▶ _Exercise task_
Present every line in which the string "那么当且仅当" appears.

▶ _Information given_
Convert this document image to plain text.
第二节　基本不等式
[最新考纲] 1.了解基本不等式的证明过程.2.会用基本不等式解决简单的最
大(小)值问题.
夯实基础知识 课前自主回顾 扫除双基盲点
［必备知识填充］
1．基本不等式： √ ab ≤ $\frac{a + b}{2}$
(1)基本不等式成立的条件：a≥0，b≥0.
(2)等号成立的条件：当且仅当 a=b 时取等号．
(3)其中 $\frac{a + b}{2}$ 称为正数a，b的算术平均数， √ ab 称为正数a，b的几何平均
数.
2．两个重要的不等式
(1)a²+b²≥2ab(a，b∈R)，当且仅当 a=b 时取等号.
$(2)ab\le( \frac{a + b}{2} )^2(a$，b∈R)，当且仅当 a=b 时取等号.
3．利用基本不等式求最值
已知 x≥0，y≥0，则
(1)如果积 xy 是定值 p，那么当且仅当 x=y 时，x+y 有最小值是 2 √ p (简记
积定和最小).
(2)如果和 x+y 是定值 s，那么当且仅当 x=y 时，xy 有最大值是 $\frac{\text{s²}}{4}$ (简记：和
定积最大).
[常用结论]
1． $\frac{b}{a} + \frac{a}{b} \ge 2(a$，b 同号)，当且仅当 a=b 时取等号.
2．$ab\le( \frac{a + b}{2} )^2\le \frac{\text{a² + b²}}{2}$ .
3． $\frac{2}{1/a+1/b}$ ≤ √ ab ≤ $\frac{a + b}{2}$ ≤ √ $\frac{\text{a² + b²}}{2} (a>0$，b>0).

▶ _Answer to the problem_
(1)如果积 xy 是定值 p，那么当且仅当 x=y 时，x+y 有最小值是 2 √ p (简记
(2)如果和 x+y 是定值 s，那么当且仅当 x=y 时，xy 有最大值是 $\frac{\text{s²}}{4}$ (简记：和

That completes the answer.